-- START Records shown --
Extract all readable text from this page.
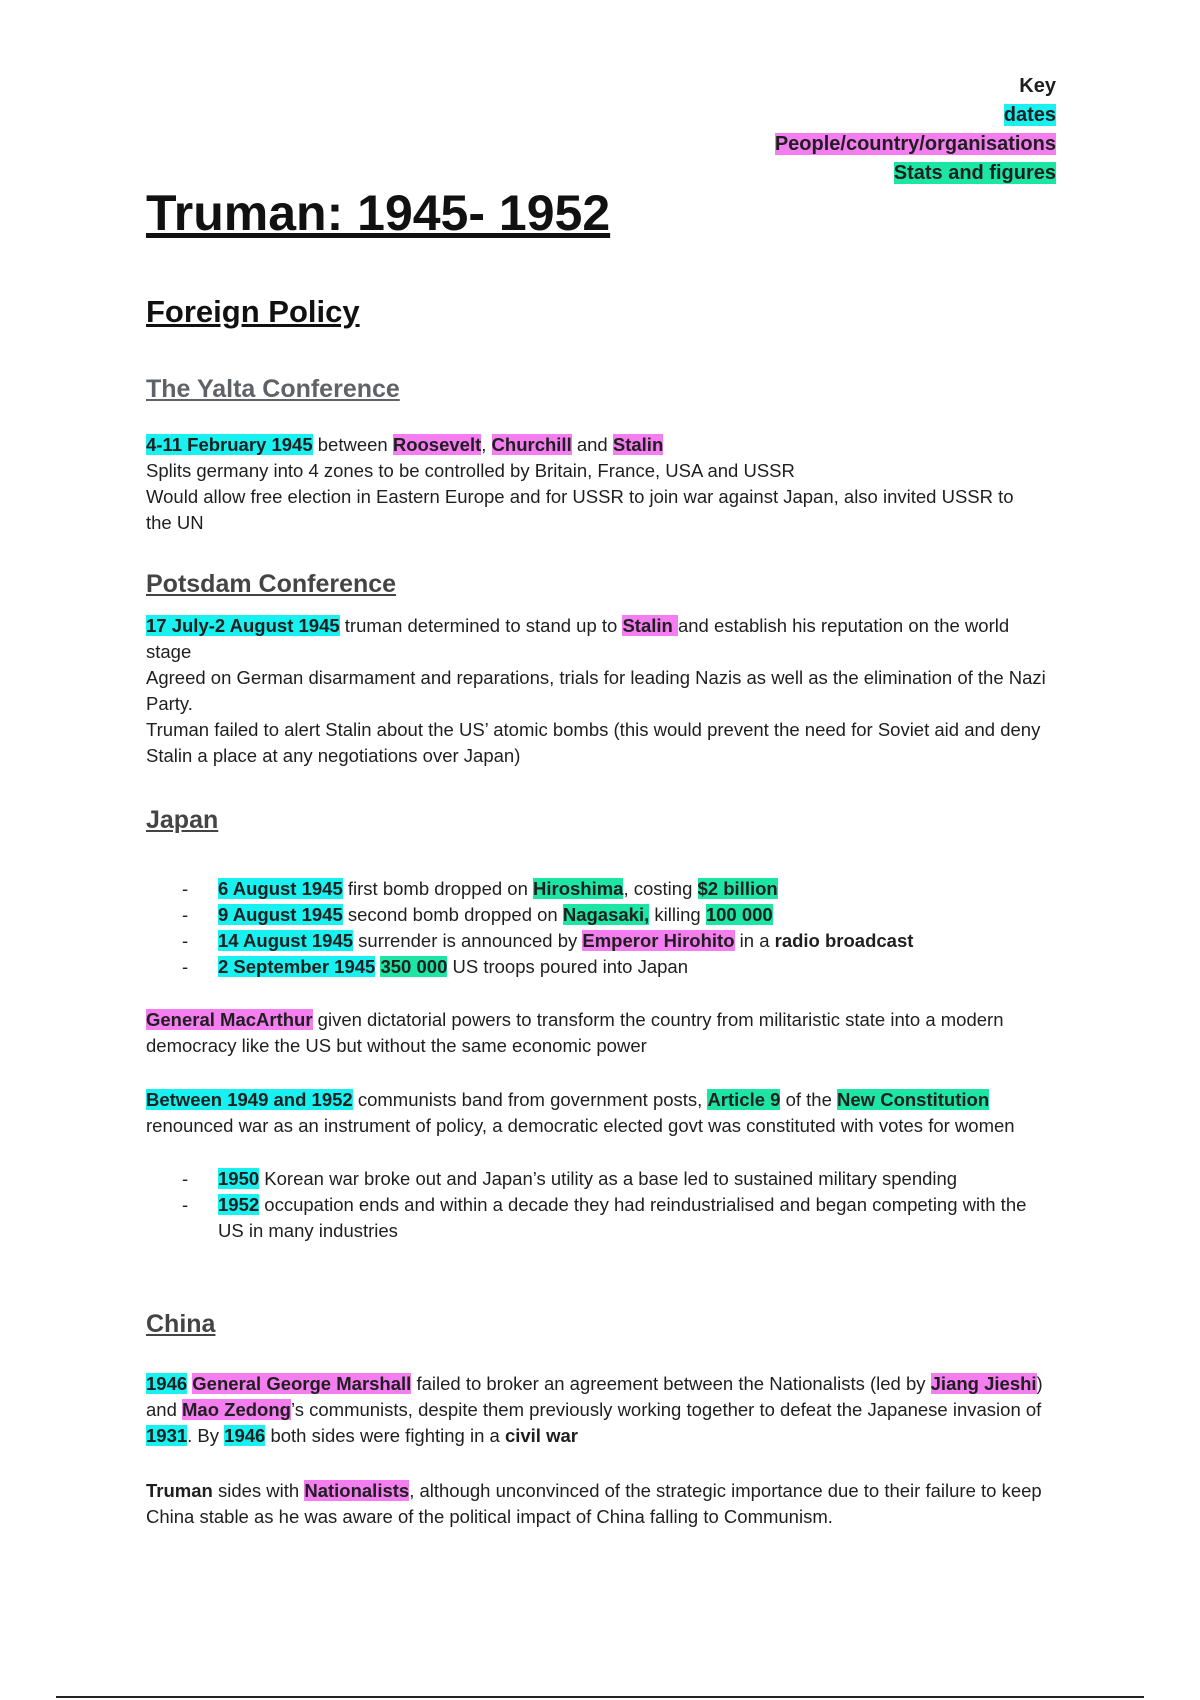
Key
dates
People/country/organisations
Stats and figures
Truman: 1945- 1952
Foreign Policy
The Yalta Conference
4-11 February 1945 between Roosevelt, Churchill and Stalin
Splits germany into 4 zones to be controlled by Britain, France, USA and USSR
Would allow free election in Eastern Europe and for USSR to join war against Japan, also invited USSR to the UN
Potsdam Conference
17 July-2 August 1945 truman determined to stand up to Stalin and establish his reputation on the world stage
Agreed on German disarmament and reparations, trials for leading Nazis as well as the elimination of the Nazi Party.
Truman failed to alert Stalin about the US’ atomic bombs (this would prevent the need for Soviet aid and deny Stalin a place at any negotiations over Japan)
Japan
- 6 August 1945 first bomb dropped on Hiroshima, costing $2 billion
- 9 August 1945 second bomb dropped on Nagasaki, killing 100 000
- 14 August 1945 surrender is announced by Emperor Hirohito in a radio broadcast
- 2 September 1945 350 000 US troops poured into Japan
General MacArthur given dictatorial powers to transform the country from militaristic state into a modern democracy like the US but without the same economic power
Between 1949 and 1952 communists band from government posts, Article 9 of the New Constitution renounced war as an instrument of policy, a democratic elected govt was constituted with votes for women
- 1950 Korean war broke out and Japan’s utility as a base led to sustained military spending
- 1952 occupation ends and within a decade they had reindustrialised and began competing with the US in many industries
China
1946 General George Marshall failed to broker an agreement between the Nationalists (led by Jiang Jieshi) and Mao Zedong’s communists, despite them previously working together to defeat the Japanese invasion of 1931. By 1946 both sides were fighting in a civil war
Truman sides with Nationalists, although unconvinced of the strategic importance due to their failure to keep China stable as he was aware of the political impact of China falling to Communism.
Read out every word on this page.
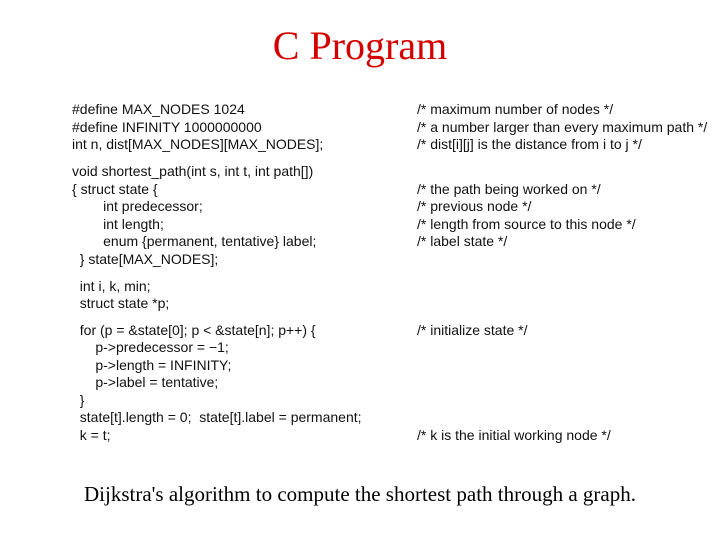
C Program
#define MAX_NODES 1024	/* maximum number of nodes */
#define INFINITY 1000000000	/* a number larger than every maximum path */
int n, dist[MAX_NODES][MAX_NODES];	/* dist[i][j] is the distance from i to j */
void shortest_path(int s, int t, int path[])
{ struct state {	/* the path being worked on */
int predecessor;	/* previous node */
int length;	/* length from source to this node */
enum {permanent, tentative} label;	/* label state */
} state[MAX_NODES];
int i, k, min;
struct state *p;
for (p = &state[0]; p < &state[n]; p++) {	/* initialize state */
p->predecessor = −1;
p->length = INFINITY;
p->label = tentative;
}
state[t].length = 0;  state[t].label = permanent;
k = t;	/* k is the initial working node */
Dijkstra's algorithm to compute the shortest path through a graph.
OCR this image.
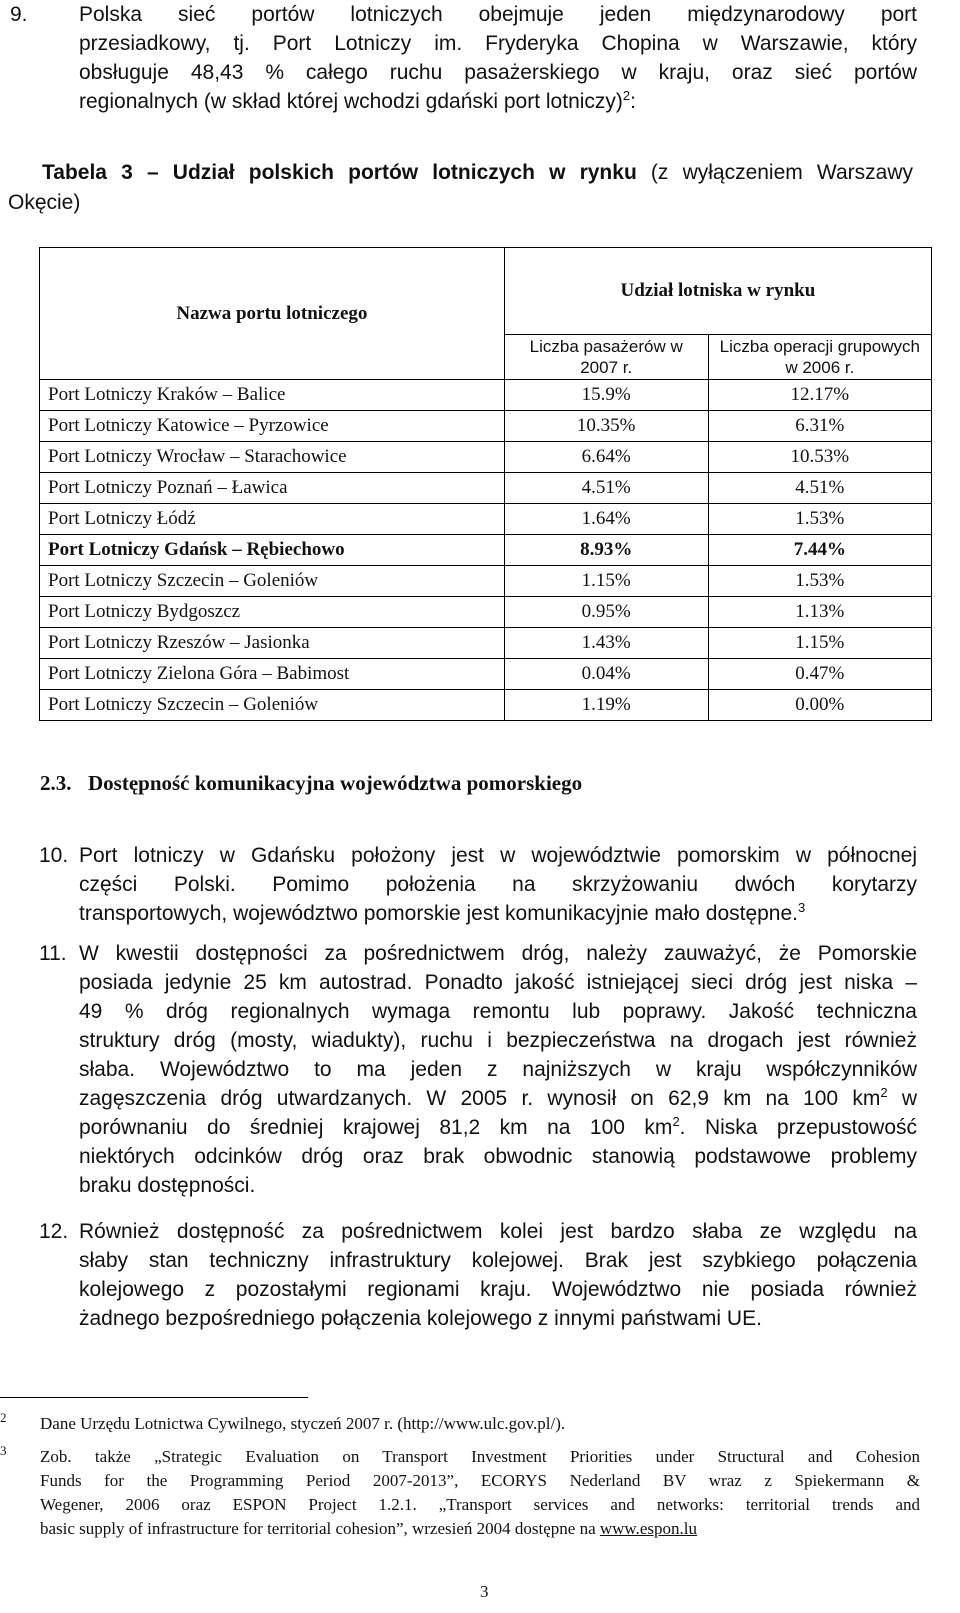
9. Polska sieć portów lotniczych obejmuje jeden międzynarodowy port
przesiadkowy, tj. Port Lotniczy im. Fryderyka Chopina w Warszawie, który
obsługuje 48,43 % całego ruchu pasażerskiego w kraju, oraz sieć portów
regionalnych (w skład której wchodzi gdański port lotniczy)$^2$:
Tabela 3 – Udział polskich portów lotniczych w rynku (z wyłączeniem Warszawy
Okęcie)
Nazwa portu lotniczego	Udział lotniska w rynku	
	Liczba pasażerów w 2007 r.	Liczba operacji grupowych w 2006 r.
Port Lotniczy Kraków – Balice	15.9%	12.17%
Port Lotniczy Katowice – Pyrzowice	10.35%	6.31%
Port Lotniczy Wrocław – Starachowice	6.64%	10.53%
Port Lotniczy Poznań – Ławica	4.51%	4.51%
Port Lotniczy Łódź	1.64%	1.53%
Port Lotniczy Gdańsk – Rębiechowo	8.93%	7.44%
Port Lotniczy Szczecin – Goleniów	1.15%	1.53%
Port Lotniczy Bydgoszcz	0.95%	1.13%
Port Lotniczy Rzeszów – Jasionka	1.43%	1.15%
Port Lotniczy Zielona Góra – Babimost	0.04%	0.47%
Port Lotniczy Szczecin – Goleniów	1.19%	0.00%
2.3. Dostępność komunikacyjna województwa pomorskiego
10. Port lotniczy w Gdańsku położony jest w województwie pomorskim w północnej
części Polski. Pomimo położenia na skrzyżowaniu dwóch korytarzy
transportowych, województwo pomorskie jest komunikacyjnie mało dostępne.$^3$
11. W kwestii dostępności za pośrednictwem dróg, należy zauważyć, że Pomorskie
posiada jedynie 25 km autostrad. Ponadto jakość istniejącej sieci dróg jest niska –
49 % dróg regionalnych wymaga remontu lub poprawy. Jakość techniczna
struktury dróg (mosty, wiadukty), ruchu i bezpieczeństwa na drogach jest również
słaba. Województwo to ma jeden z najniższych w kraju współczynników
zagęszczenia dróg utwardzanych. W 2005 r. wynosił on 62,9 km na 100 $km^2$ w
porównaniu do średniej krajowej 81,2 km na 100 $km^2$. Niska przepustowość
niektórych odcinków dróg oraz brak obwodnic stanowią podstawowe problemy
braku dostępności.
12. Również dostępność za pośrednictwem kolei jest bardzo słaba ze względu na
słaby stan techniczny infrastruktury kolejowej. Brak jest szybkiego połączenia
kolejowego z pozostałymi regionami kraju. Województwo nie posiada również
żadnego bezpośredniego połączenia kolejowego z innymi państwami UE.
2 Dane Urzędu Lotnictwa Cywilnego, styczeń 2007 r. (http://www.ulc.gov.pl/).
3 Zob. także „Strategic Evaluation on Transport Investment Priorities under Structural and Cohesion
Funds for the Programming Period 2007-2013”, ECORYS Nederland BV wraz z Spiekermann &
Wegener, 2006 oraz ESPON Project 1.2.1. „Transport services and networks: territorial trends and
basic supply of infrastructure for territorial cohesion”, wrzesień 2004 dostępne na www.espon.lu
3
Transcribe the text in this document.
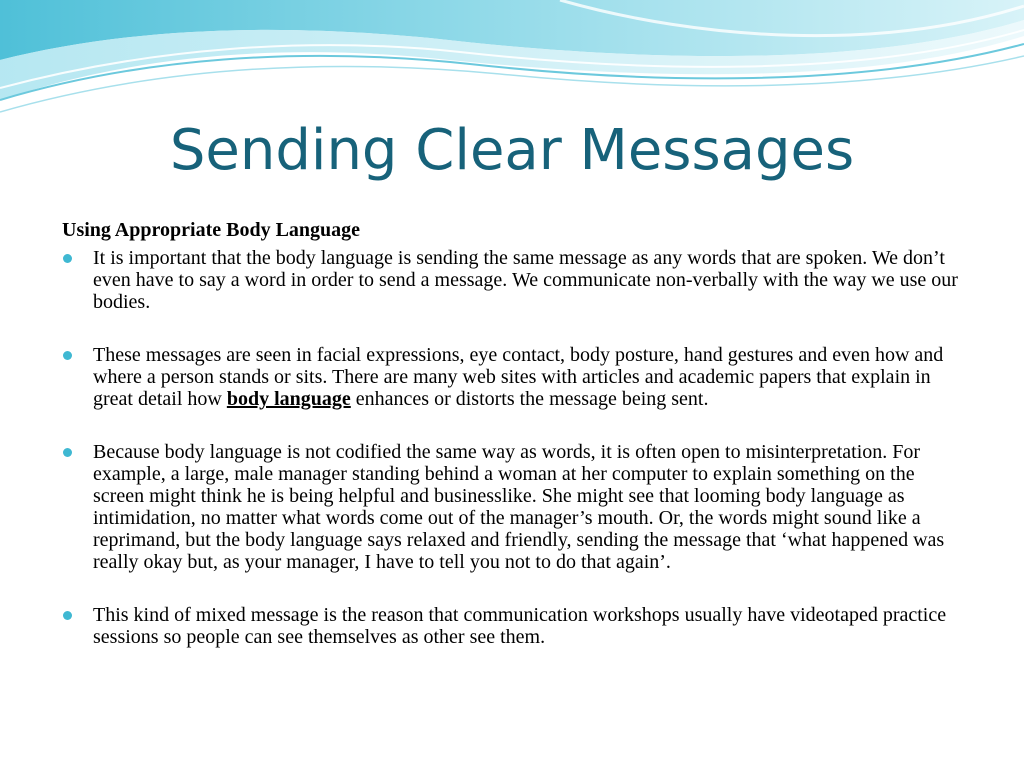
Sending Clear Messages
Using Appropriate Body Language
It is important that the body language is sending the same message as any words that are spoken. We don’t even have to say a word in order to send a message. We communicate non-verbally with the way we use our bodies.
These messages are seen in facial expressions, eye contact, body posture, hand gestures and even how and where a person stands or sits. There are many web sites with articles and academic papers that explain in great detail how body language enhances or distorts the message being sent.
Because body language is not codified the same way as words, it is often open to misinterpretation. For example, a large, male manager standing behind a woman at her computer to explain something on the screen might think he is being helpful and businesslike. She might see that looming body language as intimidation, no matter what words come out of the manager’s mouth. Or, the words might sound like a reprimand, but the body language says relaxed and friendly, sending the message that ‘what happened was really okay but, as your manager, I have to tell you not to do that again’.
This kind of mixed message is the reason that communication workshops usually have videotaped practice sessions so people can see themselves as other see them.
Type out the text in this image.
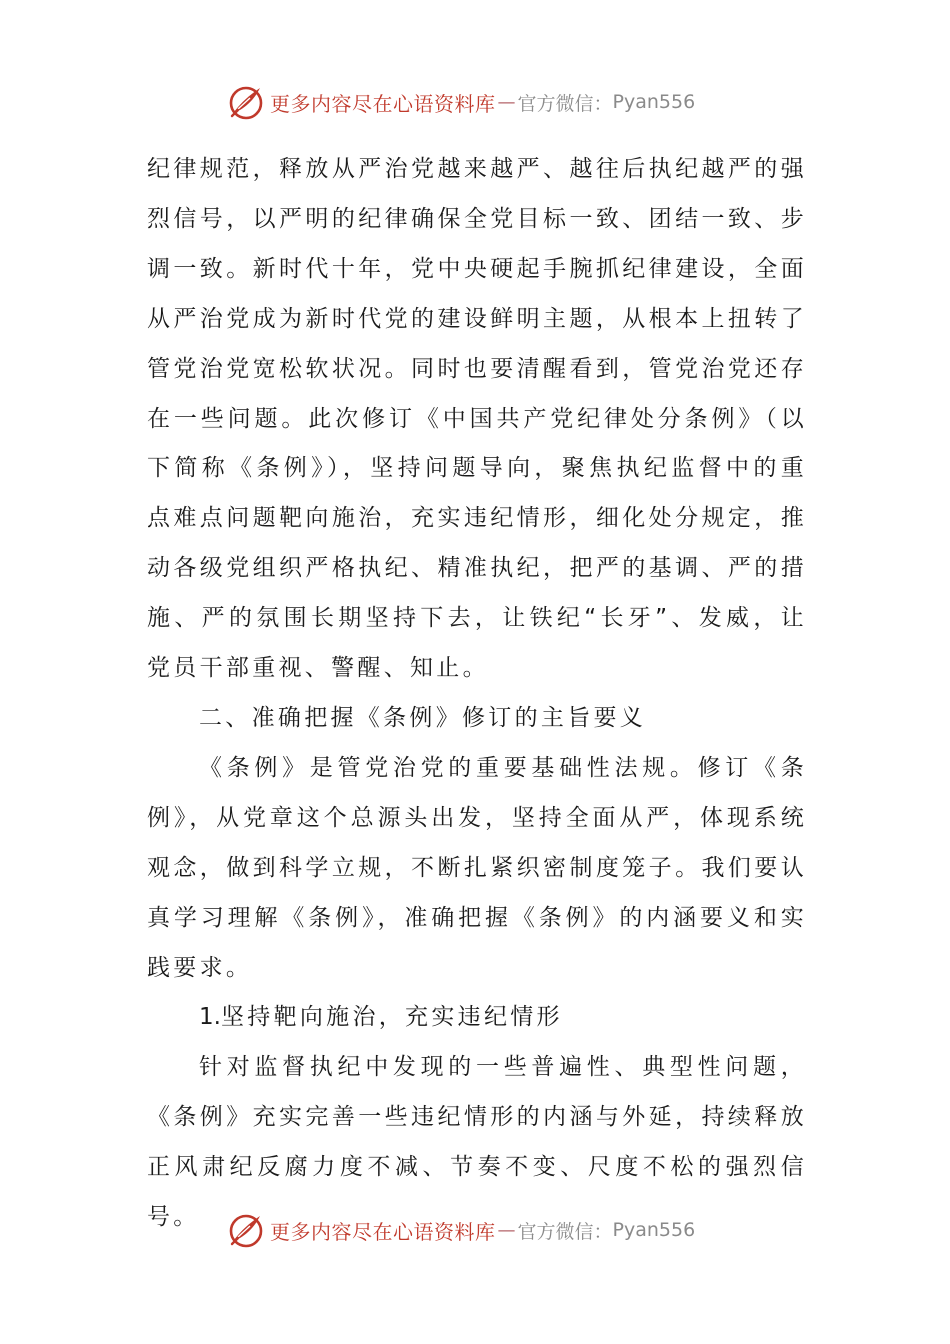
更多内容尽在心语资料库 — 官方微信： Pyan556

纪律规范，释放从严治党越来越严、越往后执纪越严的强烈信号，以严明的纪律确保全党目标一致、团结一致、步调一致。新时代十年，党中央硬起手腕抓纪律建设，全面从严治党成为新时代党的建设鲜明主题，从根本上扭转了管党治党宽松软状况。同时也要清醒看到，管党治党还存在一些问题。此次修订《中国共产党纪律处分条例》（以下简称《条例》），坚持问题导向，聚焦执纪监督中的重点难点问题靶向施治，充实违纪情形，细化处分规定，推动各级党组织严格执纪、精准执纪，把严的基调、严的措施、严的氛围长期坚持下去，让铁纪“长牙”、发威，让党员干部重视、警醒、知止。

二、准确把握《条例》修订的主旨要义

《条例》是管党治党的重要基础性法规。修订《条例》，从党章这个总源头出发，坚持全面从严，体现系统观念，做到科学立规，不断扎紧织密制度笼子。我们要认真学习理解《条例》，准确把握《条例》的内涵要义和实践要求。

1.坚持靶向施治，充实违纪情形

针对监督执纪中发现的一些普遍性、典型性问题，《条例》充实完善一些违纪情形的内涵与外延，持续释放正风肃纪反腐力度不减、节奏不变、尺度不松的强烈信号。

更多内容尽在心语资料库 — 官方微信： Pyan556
-- END Records shown --
» **What is expected**: Reproduce verbatim, and only, the lines starting at the one that contains "Type out the text in this image." and ending with the final line of the records; leave out the pictures.

» **Problem solution**:
Type out the text in this image.
更多内容尽在心语资料库 — 官方微信： Pyan556

纪律规范，释放从严治党越来越严、越往后执纪越严的强烈信号，以严明的纪律确保全党目标一致、团结一致、步调一致。新时代十年，党中央硬起手腕抓纪律建设，全面从严治党成为新时代党的建设鲜明主题，从根本上扭转了管党治党宽松软状况。同时也要清醒看到，管党治党还存在一些问题。此次修订《中国共产党纪律处分条例》（以下简称《条例》），坚持问题导向，聚焦执纪监督中的重点难点问题靶向施治，充实违纪情形，细化处分规定，推动各级党组织严格执纪、精准执纪，把严的基调、严的措施、严的氛围长期坚持下去，让铁纪“长牙”、发威，让党员干部重视、警醒、知止。

二、准确把握《条例》修订的主旨要义

《条例》是管党治党的重要基础性法规。修订《条例》，从党章这个总源头出发，坚持全面从严，体现系统观念，做到科学立规，不断扎紧织密制度笼子。我们要认真学习理解《条例》，准确把握《条例》的内涵要义和实践要求。

1.坚持靶向施治，充实违纪情形

针对监督执纪中发现的一些普遍性、典型性问题，《条例》充实完善一些违纪情形的内涵与外延，持续释放正风肃纪反腐力度不减、节奏不变、尺度不松的强烈信号。

更多内容尽在心语资料库 — 官方微信： Pyan556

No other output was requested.